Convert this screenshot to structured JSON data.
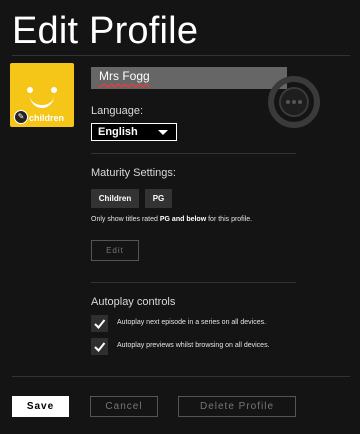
{
  "page": {
    "title": "Edit Profile"
  },
  "profile": {
    "avatar_brand": "children",
    "avatar_color": "#f5c518",
    "name_value": "Mrs Fogg"
  },
  "language": {
    "label": "Language:",
    "selected": "English"
  },
  "maturity": {
    "label": "Maturity Settings:",
    "chips": [
      "Children",
      "PG"
    ],
    "note_prefix": "Only show titles rated ",
    "note_bold": "PG and below",
    "note_suffix": " for this profile.",
    "edit_label": "Edit"
  },
  "autoplay": {
    "label": "Autoplay controls",
    "options": [
      {
        "text": "Autoplay next episode in a series on all devices.",
        "checked": true
      },
      {
        "text": "Autoplay previews whilst browsing on all devices.",
        "checked": true
      }
    ]
  },
  "actions": {
    "save": "Save",
    "cancel": "Cancel",
    "delete": "Delete Profile"
  }
}
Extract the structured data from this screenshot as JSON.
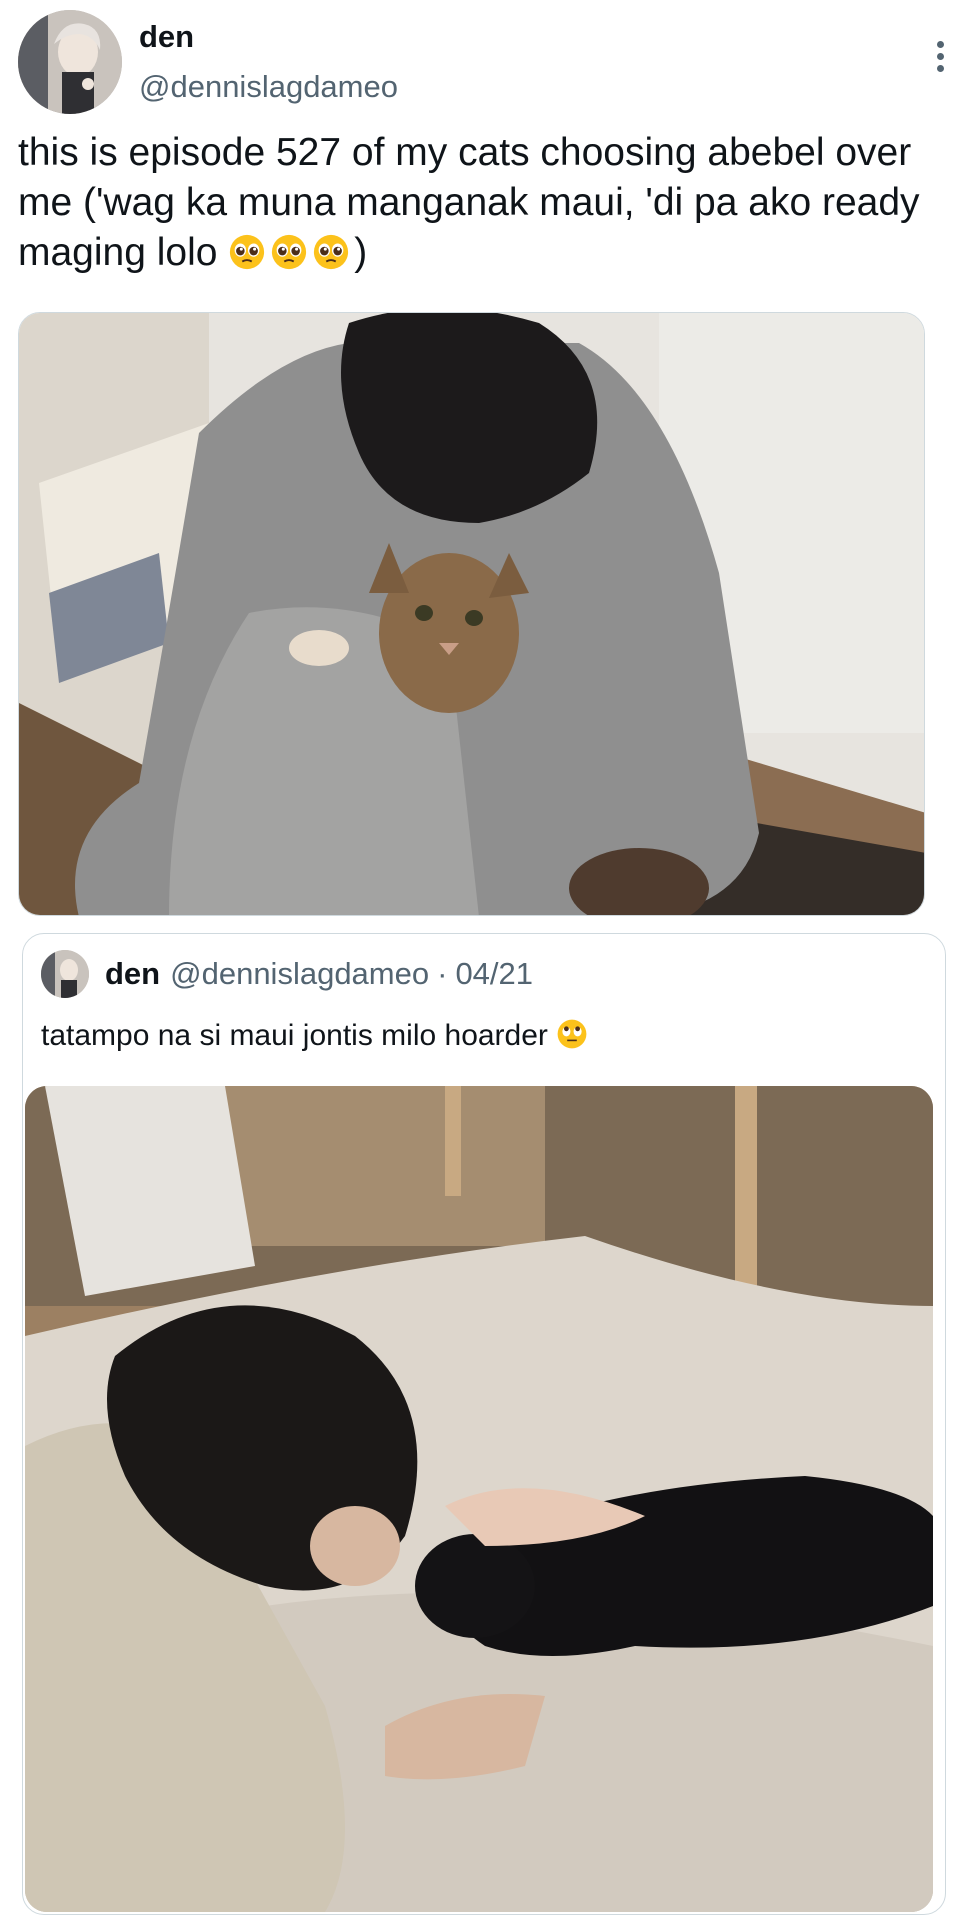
{
  "tweet": {
    "display_name": "den",
    "handle": "@dennislagdameo",
    "text": "this is episode 527 of my cats choosing abebel over me ('wag ka muna manganak maui, 'di pa ako ready maging lolo ",
    "text_emoji": "pleading-face",
    "text_end": ")",
    "more_icon": "more-vertical-icon"
  },
  "quoted_tweet": {
    "display_name": "den",
    "handle": "@dennislagdameo",
    "separator": "·",
    "date": "04/21",
    "text": "tatampo na si maui jontis milo hoarder ",
    "text_emoji": "eye-roll-face"
  },
  "colors": {
    "text": "#0f1419",
    "secondary": "#536471",
    "border": "#cfd9de"
  }
}
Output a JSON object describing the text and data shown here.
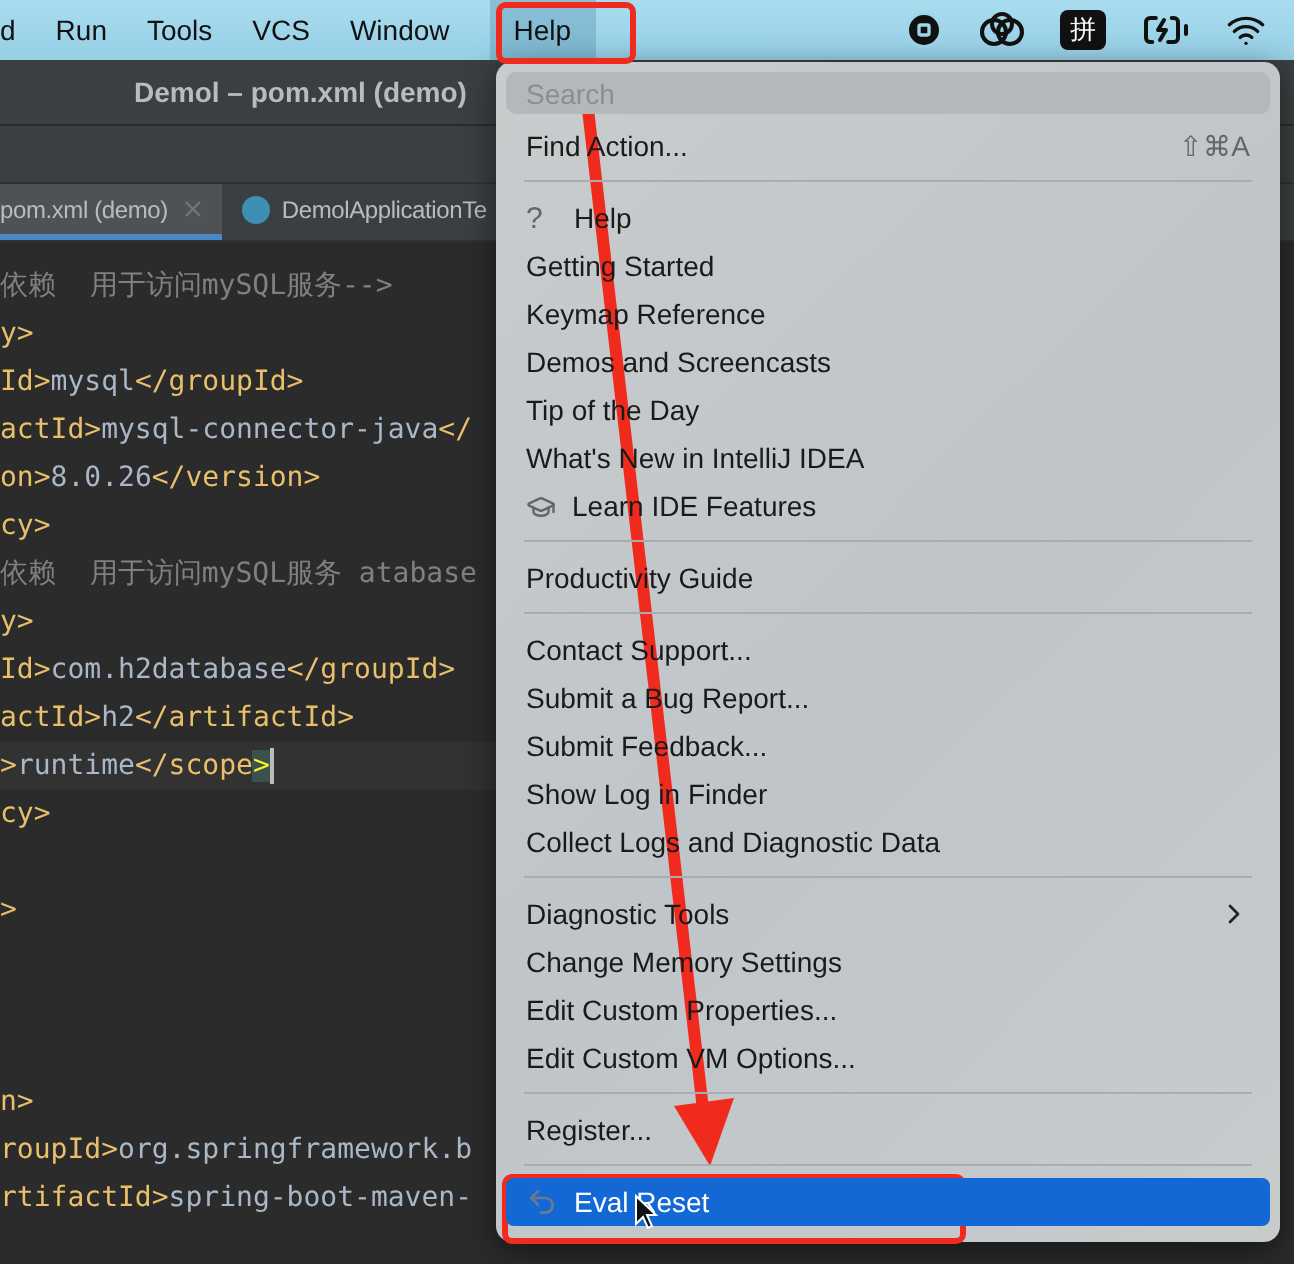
{
  "menu_bar": {
    "items": [
      {
        "label": "d",
        "selected": false
      },
      {
        "label": "Run",
        "selected": false
      },
      {
        "label": "Tools",
        "selected": false
      },
      {
        "label": "VCS",
        "selected": false
      },
      {
        "label": "Window",
        "selected": false
      },
      {
        "label": "Help",
        "selected": true
      }
    ],
    "input_method": "拼"
  },
  "window": {
    "title": "Demol – pom.xml (demo)"
  },
  "tabs": [
    {
      "label": "pom.xml (demo)",
      "selected": true,
      "kind": "xml"
    },
    {
      "label": "DemolApplicationTe",
      "selected": false,
      "kind": "class"
    }
  ],
  "editor": {
    "lines": [
      {
        "current": false,
        "segments": [
          {
            "kind": "comment",
            "text": "依赖  用于访问mySQL服务-->"
          }
        ]
      },
      {
        "current": false,
        "segments": [
          {
            "kind": "tag",
            "text": "y>"
          }
        ]
      },
      {
        "current": false,
        "segments": [
          {
            "kind": "tag",
            "text": "Id>"
          },
          {
            "kind": "text",
            "text": "mysql"
          },
          {
            "kind": "tag",
            "text": "</groupId>"
          }
        ]
      },
      {
        "current": false,
        "segments": [
          {
            "kind": "tag",
            "text": "actId>"
          },
          {
            "kind": "text",
            "text": "mysql-connector-java"
          },
          {
            "kind": "tag",
            "text": "</"
          }
        ]
      },
      {
        "current": false,
        "segments": [
          {
            "kind": "tag",
            "text": "on>"
          },
          {
            "kind": "text",
            "text": "8.0.26"
          },
          {
            "kind": "tag",
            "text": "</version>"
          }
        ]
      },
      {
        "current": false,
        "segments": [
          {
            "kind": "tag",
            "text": "cy>"
          }
        ]
      },
      {
        "current": false,
        "segments": [
          {
            "kind": "comment",
            "text": "依赖  用于访问mySQL服务 atabase"
          }
        ]
      },
      {
        "current": false,
        "segments": [
          {
            "kind": "tag",
            "text": "y>"
          }
        ]
      },
      {
        "current": false,
        "segments": [
          {
            "kind": "tag",
            "text": "Id>"
          },
          {
            "kind": "text",
            "text": "com.h2database"
          },
          {
            "kind": "tag",
            "text": "</groupId>"
          }
        ]
      },
      {
        "current": false,
        "segments": [
          {
            "kind": "tag",
            "text": "actId>"
          },
          {
            "kind": "text",
            "text": "h2"
          },
          {
            "kind": "tag",
            "text": "</artifactId>"
          }
        ]
      },
      {
        "current": true,
        "segments": [
          {
            "kind": "tag",
            "text": ">"
          },
          {
            "kind": "text",
            "text": "runtime"
          },
          {
            "kind": "tag",
            "text": "</scope"
          },
          {
            "kind": "match",
            "text": ">"
          }
        ]
      },
      {
        "current": false,
        "segments": [
          {
            "kind": "tag",
            "text": "cy>"
          }
        ]
      },
      {
        "current": false
      },
      {
        "current": false,
        "segments": [
          {
            "kind": "tag",
            "text": ">"
          }
        ]
      },
      {
        "current": false
      },
      {
        "current": false
      },
      {
        "current": false
      },
      {
        "current": false,
        "segments": [
          {
            "kind": "tag",
            "text": "n>"
          }
        ]
      },
      {
        "current": false,
        "segments": [
          {
            "kind": "tag",
            "text": "roupId>"
          },
          {
            "kind": "text",
            "text": "org.springframework.b"
          }
        ]
      },
      {
        "current": false,
        "segments": [
          {
            "kind": "tag",
            "text": "rtifactId>"
          },
          {
            "kind": "text",
            "text": "spring-boot-maven-"
          }
        ]
      }
    ]
  },
  "help_menu": {
    "search": {
      "placeholder": "Search"
    },
    "entries": [
      {
        "kind": "item",
        "label": "Find Action...",
        "shortcut": "⇧⌘A",
        "selected": false
      },
      {
        "kind": "separator"
      },
      {
        "kind": "item",
        "glyph": "?",
        "label": "Help",
        "selected": false
      },
      {
        "kind": "item",
        "label": "Getting Started",
        "selected": false
      },
      {
        "kind": "item",
        "label": "Keymap Reference",
        "selected": false
      },
      {
        "kind": "item",
        "label": "Demos and Screencasts",
        "selected": false
      },
      {
        "kind": "item",
        "label": "Tip of the Day",
        "selected": false
      },
      {
        "kind": "item",
        "label": "What's New in IntelliJ IDEA",
        "selected": false
      },
      {
        "kind": "learn",
        "label": "Learn IDE Features",
        "selected": false
      },
      {
        "kind": "separator"
      },
      {
        "kind": "item",
        "label": "Productivity Guide",
        "selected": false
      },
      {
        "kind": "separator"
      },
      {
        "kind": "item",
        "label": "Contact Support...",
        "selected": false
      },
      {
        "kind": "item",
        "label": "Submit a Bug Report...",
        "selected": false
      },
      {
        "kind": "item",
        "label": "Submit Feedback...",
        "selected": false
      },
      {
        "kind": "item",
        "label": "Show Log in Finder",
        "selected": false
      },
      {
        "kind": "item",
        "label": "Collect Logs and Diagnostic Data",
        "selected": false
      },
      {
        "kind": "separator"
      },
      {
        "kind": "item",
        "label": "Diagnostic Tools",
        "submenu": true,
        "selected": false
      },
      {
        "kind": "item",
        "label": "Change Memory Settings",
        "selected": false
      },
      {
        "kind": "item",
        "label": "Edit Custom Properties...",
        "selected": false
      },
      {
        "kind": "item",
        "label": "Edit Custom VM Options...",
        "selected": false
      },
      {
        "kind": "separator"
      },
      {
        "kind": "item",
        "label": "Register...",
        "selected": false
      },
      {
        "kind": "separator"
      },
      {
        "kind": "reset",
        "label": "Eval Reset",
        "selected": true
      }
    ]
  }
}
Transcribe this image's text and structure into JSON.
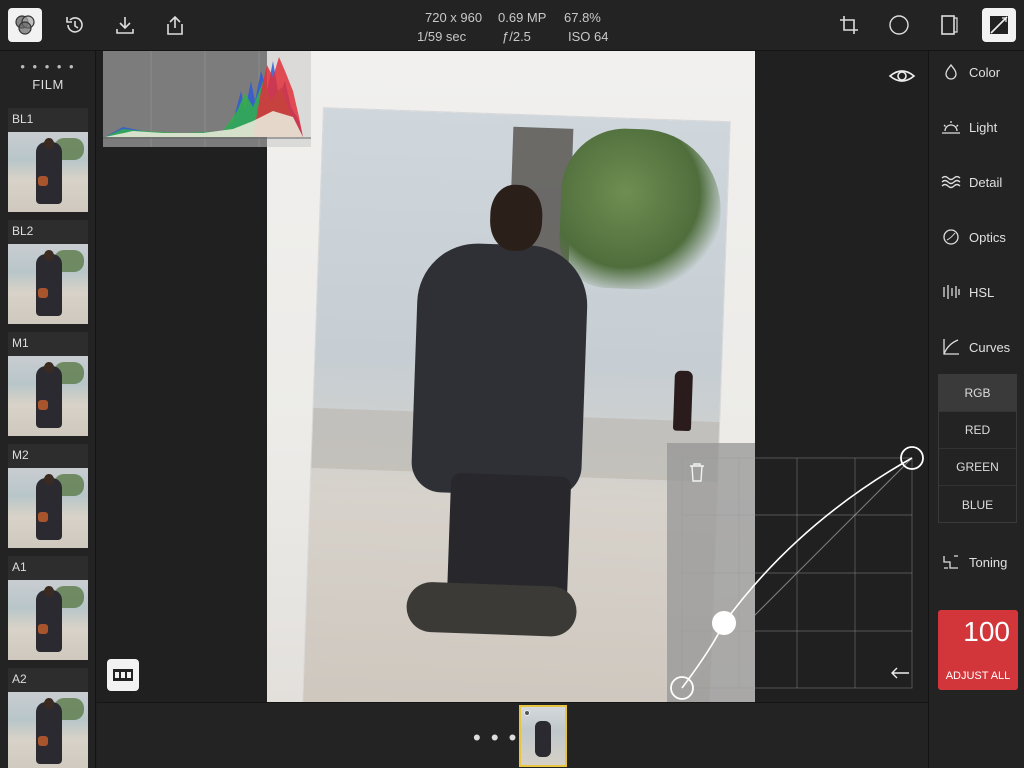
{
  "header": {
    "dimensions": "720 x 960",
    "megapixels": "0.69 MP",
    "zoom": "67.8%",
    "shutter": "1/59 sec",
    "aperture": "ƒ/2.5",
    "iso": "ISO 64"
  },
  "toolbar": {
    "left_icons": [
      "filters-icon",
      "history-icon",
      "download-icon",
      "share-icon"
    ],
    "right_icons": [
      "crop-icon",
      "vignette-icon",
      "straighten-icon",
      "compare-icon"
    ]
  },
  "film_panel": {
    "pager": "• • • • •",
    "title": "FILM",
    "presets": [
      {
        "label": "BL1"
      },
      {
        "label": "BL2"
      },
      {
        "label": "M1"
      },
      {
        "label": "M2"
      },
      {
        "label": "A1"
      },
      {
        "label": "A2"
      }
    ]
  },
  "tools": {
    "items": [
      {
        "label": "Color",
        "icon": "color-drop-icon"
      },
      {
        "label": "Light",
        "icon": "light-sun-icon"
      },
      {
        "label": "Detail",
        "icon": "detail-waves-icon"
      },
      {
        "label": "Optics",
        "icon": "optics-lens-icon"
      },
      {
        "label": "HSL",
        "icon": "hsl-bars-icon"
      },
      {
        "label": "Curves",
        "icon": "curves-icon"
      },
      {
        "label": "Toning",
        "icon": "toning-icon"
      }
    ],
    "channels": [
      "RGB",
      "RED",
      "GREEN",
      "BLUE"
    ],
    "selected_channel": "RGB"
  },
  "adjust_all": {
    "value": "100",
    "label": "ADJUST ALL",
    "color": "#d2363a"
  },
  "bottom": {
    "more": "• • •"
  },
  "colors": {
    "accent_selected_thumb": "#e8c540",
    "panel_bg": "#232323"
  }
}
+ + +
JOB: For each line of the listing that holds the word "JSON", show that line.

RESPONSE TO THE TASK:
Convert this screenshot to structured JSON data.
Extract the structured data from this screenshot as JSON.
Output a JSON object describing the text and data shown here.
Transcribe this image's text and structure into JSON.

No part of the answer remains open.